Written problem
Quote the full listing word for word.

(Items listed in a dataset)
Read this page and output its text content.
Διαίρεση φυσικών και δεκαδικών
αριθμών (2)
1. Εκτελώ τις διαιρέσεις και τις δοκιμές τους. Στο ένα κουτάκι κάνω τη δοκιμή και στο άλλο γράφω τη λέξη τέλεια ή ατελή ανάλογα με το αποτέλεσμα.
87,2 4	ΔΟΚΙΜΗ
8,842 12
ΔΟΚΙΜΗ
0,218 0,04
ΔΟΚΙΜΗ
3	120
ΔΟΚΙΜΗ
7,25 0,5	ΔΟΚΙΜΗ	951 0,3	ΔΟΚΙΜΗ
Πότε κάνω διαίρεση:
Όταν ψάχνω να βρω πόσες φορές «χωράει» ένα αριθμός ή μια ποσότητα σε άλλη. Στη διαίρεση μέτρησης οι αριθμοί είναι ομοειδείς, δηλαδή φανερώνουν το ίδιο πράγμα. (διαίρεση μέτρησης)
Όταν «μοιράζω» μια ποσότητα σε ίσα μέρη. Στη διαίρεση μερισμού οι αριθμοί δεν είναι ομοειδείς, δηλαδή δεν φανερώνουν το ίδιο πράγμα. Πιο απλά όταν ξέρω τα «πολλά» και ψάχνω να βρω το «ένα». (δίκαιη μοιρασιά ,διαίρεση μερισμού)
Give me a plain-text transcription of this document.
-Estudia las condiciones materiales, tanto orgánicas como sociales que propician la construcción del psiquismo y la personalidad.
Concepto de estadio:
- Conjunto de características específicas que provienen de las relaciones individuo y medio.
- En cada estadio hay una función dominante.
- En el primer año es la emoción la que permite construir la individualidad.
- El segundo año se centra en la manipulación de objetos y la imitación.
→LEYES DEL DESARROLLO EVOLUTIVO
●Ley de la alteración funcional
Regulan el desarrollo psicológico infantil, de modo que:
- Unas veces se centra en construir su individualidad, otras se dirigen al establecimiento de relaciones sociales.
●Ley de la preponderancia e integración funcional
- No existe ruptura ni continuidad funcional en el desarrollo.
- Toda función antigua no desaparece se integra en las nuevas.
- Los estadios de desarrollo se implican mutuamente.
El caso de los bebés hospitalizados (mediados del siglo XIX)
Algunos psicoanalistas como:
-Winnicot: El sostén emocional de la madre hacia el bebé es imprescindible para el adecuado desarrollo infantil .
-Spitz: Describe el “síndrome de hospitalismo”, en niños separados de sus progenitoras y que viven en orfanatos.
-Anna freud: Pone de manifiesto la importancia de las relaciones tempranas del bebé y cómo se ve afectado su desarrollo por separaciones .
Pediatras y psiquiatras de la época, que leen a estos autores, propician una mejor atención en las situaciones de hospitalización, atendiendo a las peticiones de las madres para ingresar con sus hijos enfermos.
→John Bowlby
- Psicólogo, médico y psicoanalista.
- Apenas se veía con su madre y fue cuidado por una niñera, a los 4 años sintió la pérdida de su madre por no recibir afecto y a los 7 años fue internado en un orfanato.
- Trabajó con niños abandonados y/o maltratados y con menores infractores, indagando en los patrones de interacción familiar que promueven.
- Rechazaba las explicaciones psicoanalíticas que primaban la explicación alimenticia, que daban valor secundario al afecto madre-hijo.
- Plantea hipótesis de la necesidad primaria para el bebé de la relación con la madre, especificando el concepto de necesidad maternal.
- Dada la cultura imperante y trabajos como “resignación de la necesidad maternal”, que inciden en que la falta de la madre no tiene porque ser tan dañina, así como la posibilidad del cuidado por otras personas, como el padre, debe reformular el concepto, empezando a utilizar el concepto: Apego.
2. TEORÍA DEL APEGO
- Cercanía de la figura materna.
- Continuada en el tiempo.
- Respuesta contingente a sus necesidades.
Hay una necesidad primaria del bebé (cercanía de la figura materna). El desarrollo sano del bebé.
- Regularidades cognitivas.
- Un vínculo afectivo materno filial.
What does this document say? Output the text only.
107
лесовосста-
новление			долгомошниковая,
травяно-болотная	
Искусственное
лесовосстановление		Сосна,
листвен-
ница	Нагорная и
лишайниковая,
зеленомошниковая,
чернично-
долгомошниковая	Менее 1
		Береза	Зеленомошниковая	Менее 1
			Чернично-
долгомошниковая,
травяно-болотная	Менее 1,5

Solution to the exercise
Read this page and output its text content.
Διαίρεση φυσικών και δεκαδικών
αριθμών (2)
1. Εκτελώ τις διαιρέσεις και τις δοκιμές τους. Στο ένα κουτάκι κάνω τη δοκιμή και στο άλλο γράφω τη λέξη τέλεια ή ατελή ανάλογα με το αποτέλεσμα.
87,2 4	ΔΟΚΙΜΗ
8,842 12
ΔΟΚΙΜΗ
0,218 0,04
ΔΟΚΙΜΗ
3	120
ΔΟΚΙΜΗ
7,25 0,5	ΔΟΚΙΜΗ	951 0,3	ΔΟΚΙΜΗ
Πότε κάνω διαίρεση:
Όταν ψάχνω να βρω πόσες φορές «χωράει» ένα αριθμός ή μια ποσότητα σε άλλη. Στη διαίρεση μέτρησης οι αριθμοί είναι ομοειδείς, δηλαδή φανερώνουν το ίδιο πράγμα. (διαίρεση μέτρησης)
Όταν «μοιράζω» μια ποσότητα σε ίσα μέρη. Στη διαίρεση μερισμού οι αριθμοί δεν είναι ομοειδείς, δηλαδή δεν φανερώνουν το ίδιο πράγμα. Πιο απλά όταν ξέρω τα «πολλά» και ψάχνω να βρω το «ένα». (δίκαιη μοιρασιά ,διαίρεση μερισμού)
Give me a plain-text transcription of this document.
-Estudia las condiciones materiales, tanto orgánicas como sociales que propician la construcción del psiquismo y la personalidad.
Concepto de estadio:
- Conjunto de características específicas que provienen de las relaciones individuo y medio.
- En cada estadio hay una función dominante.
- En el primer año es la emoción la que permite construir la individualidad.
- El segundo año se centra en la manipulación de objetos y la imitación.
→LEYES DEL DESARROLLO EVOLUTIVO
●Ley de la alteración funcional
Regulan el desarrollo psicológico infantil, de modo que:
- Unas veces se centra en construir su individualidad, otras se dirigen al establecimiento de relaciones sociales.
●Ley de la preponderancia e integración funcional
- No existe ruptura ni continuidad funcional en el desarrollo.
- Toda función antigua no desaparece se integra en las nuevas.
- Los estadios de desarrollo se implican mutuamente.
El caso de los bebés hospitalizados (mediados del siglo XIX)
Algunos psicoanalistas como:
-Winnicot: El sostén emocional de la madre hacia el bebé es imprescindible para el adecuado desarrollo infantil .
-Spitz: Describe el “síndrome de hospitalismo”, en niños separados de sus progenitoras y que viven en orfanatos.
-Anna freud: Pone de manifiesto la importancia de las relaciones tempranas del bebé y cómo se ve afectado su desarrollo por separaciones .
Pediatras y psiquiatras de la época, que leen a estos autores, propician una mejor atención en las situaciones de hospitalización, atendiendo a las peticiones de las madres para ingresar con sus hijos enfermos.
→John Bowlby
- Psicólogo, médico y psicoanalista.
- Apenas se veía con su madre y fue cuidado por una niñera, a los 4 años sintió la pérdida de su madre por no recibir afecto y a los 7 años fue internado en un orfanato.
- Trabajó con niños abandonados y/o maltratados y con menores infractores, indagando en los patrones de interacción familiar que promueven.
- Rechazaba las explicaciones psicoanalíticas que primaban la explicación alimenticia, que daban valor secundario al afecto madre-hijo.
- Plantea hipótesis de la necesidad primaria para el bebé de la relación con la madre, especificando el concepto de necesidad maternal.
- Dada la cultura imperante y trabajos como “resignación de la necesidad maternal”, que inciden en que la falta de la madre no tiene porque ser tan dañina, así como la posibilidad del cuidado por otras personas, como el padre, debe reformular el concepto, empezando a utilizar el concepto: Apego.
2. TEORÍA DEL APEGO
- Cercanía de la figura materna.
- Continuada en el tiempo.
- Respuesta contingente a sus necesidades.
Hay una necesidad primaria del bebé (cercanía de la figura materna). El desarrollo sano del bebé.
- Regularidades cognitivas.
- Un vínculo afectivo materno filial.
What does this document say? Output the text only.
107
лесовосста-
новление			долгомошниковая,
травяно-болотная	
Искусственное
лесовосстановление		Сосна,
листвен-
ница	Нагорная и
лишайниковая,
зеленомошниковая,
чернично-
долгомошниковая	Менее 1
		Береза	Зеленомошниковая	Менее 1
			Чернично-
долгомошниковая,
травяно-болотная	Менее 1,5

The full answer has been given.